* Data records

......

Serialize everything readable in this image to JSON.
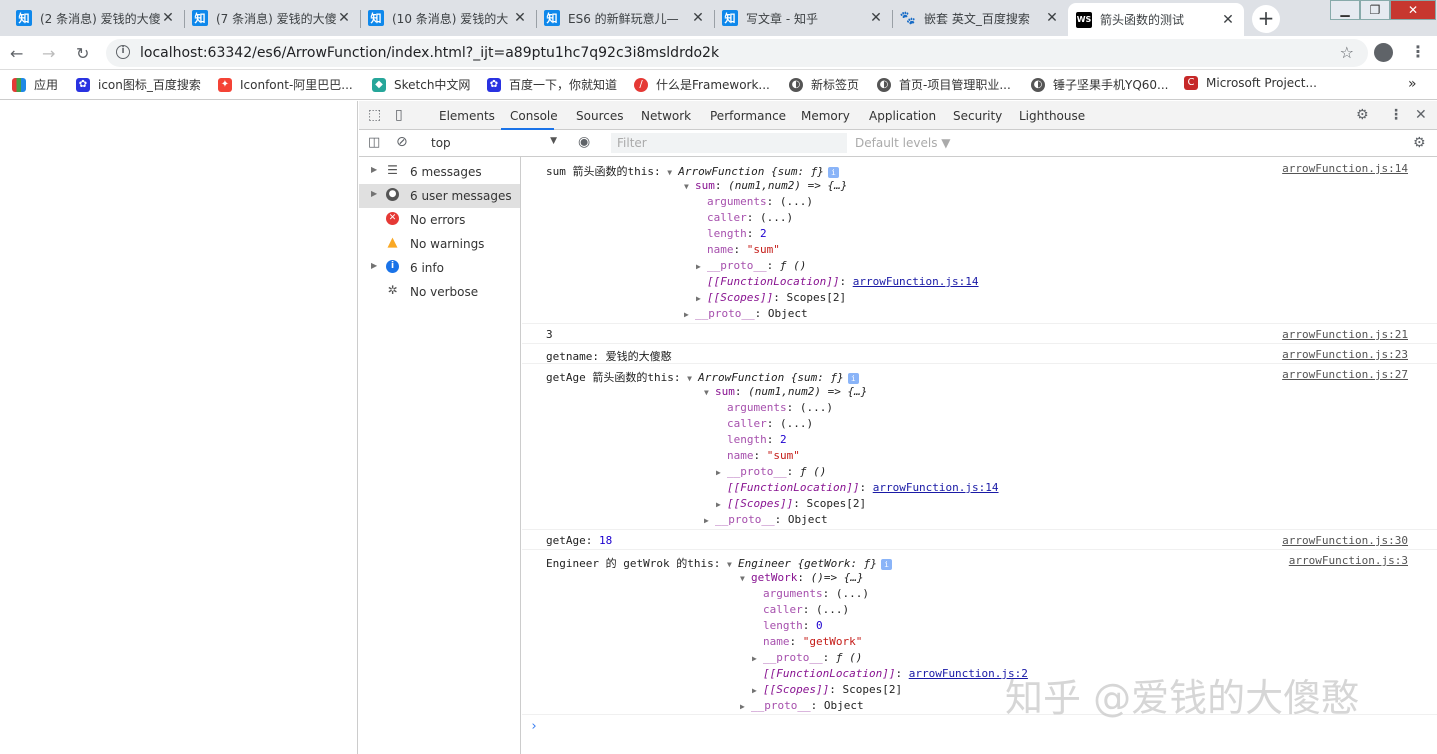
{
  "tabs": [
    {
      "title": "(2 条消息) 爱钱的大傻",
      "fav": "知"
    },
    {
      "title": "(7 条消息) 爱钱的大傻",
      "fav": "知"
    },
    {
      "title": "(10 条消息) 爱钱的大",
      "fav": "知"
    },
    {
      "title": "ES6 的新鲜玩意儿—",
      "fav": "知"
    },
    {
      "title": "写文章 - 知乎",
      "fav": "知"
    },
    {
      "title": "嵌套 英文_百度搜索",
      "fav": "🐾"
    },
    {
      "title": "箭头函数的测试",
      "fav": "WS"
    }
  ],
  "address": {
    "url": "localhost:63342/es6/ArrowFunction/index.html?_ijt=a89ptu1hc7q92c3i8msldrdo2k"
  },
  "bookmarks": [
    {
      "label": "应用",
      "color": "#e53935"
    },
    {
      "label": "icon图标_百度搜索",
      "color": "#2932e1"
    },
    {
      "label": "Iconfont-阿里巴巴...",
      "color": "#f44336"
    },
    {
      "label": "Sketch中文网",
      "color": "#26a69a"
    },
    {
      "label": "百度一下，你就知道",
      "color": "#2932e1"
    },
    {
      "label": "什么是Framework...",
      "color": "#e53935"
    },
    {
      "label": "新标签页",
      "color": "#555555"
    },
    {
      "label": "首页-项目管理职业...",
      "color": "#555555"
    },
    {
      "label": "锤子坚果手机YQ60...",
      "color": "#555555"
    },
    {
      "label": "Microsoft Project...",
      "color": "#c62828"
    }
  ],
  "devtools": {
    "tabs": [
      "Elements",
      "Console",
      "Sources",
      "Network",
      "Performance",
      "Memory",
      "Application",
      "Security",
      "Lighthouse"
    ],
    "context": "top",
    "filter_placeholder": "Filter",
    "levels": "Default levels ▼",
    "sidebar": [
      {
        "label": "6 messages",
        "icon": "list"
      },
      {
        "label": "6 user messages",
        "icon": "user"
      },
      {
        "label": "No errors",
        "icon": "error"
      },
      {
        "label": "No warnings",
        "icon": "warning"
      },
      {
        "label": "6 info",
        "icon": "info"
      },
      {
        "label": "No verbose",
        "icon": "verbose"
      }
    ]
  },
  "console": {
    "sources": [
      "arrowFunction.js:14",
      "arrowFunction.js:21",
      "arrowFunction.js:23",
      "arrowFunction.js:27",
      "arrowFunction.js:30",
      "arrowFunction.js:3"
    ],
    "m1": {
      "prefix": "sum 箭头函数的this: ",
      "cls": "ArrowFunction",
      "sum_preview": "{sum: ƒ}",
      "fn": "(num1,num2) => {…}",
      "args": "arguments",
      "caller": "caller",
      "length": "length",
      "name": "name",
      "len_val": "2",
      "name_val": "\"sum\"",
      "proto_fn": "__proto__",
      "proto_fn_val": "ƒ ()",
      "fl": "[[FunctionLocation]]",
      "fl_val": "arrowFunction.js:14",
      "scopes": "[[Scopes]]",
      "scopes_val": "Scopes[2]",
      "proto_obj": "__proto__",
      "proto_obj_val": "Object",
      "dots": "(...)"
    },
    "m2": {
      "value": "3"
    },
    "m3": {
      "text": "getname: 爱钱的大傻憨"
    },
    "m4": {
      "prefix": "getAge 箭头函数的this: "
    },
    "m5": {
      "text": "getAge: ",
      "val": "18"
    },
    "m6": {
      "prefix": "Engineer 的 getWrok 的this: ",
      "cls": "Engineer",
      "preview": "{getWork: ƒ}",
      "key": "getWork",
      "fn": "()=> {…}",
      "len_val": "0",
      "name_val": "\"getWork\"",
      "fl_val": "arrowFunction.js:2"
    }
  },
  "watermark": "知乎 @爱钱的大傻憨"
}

......

* Prompt
The records above need to be given again exactly. Omit the pictures.

* Exercise solution
Serialize everything readable in this image to JSON.
{
  "tabs": [
    {
      "title": "(2 条消息) 爱钱的大傻",
      "fav": "知"
    },
    {
      "title": "(7 条消息) 爱钱的大傻",
      "fav": "知"
    },
    {
      "title": "(10 条消息) 爱钱的大",
      "fav": "知"
    },
    {
      "title": "ES6 的新鲜玩意儿—",
      "fav": "知"
    },
    {
      "title": "写文章 - 知乎",
      "fav": "知"
    },
    {
      "title": "嵌套 英文_百度搜索",
      "fav": "🐾"
    },
    {
      "title": "箭头函数的测试",
      "fav": "WS"
    }
  ],
  "address": {
    "url": "localhost:63342/es6/ArrowFunction/index.html?_ijt=a89ptu1hc7q92c3i8msldrdo2k"
  },
  "bookmarks": [
    {
      "label": "应用",
      "color": "#e53935"
    },
    {
      "label": "icon图标_百度搜索",
      "color": "#2932e1"
    },
    {
      "label": "Iconfont-阿里巴巴...",
      "color": "#f44336"
    },
    {
      "label": "Sketch中文网",
      "color": "#26a69a"
    },
    {
      "label": "百度一下，你就知道",
      "color": "#2932e1"
    },
    {
      "label": "什么是Framework...",
      "color": "#e53935"
    },
    {
      "label": "新标签页",
      "color": "#555555"
    },
    {
      "label": "首页-项目管理职业...",
      "color": "#555555"
    },
    {
      "label": "锤子坚果手机YQ60...",
      "color": "#555555"
    },
    {
      "label": "Microsoft Project...",
      "color": "#c62828"
    }
  ],
  "devtools": {
    "tabs": [
      "Elements",
      "Console",
      "Sources",
      "Network",
      "Performance",
      "Memory",
      "Application",
      "Security",
      "Lighthouse"
    ],
    "context": "top",
    "filter_placeholder": "Filter",
    "levels": "Default levels ▼",
    "sidebar": [
      {
        "label": "6 messages",
        "icon": "list"
      },
      {
        "label": "6 user messages",
        "icon": "user"
      },
      {
        "label": "No errors",
        "icon": "error"
      },
      {
        "label": "No warnings",
        "icon": "warning"
      },
      {
        "label": "6 info",
        "icon": "info"
      },
      {
        "label": "No verbose",
        "icon": "verbose"
      }
    ]
  },
  "console": {
    "sources": [
      "arrowFunction.js:14",
      "arrowFunction.js:21",
      "arrowFunction.js:23",
      "arrowFunction.js:27",
      "arrowFunction.js:30",
      "arrowFunction.js:3"
    ],
    "m1": {
      "prefix": "sum 箭头函数的this: ",
      "cls": "ArrowFunction",
      "sum_preview": "{sum: ƒ}",
      "fn": "(num1,num2) => {…}",
      "args": "arguments",
      "caller": "caller",
      "length": "length",
      "name": "name",
      "len_val": "2",
      "name_val": "\"sum\"",
      "proto_fn": "__proto__",
      "proto_fn_val": "ƒ ()",
      "fl": "[[FunctionLocation]]",
      "fl_val": "arrowFunction.js:14",
      "scopes": "[[Scopes]]",
      "scopes_val": "Scopes[2]",
      "proto_obj": "__proto__",
      "proto_obj_val": "Object",
      "dots": "(...)"
    },
    "m2": {
      "value": "3"
    },
    "m3": {
      "text": "getname: 爱钱的大傻憨"
    },
    "m4": {
      "prefix": "getAge 箭头函数的this: "
    },
    "m5": {
      "text": "getAge: ",
      "val": "18"
    },
    "m6": {
      "prefix": "Engineer 的 getWrok 的this: ",
      "cls": "Engineer",
      "preview": "{getWork: ƒ}",
      "key": "getWork",
      "fn": "()=> {…}",
      "len_val": "0",
      "name_val": "\"getWork\"",
      "fl_val": "arrowFunction.js:2"
    }
  },
  "watermark": "知乎 @爱钱的大傻憨"
}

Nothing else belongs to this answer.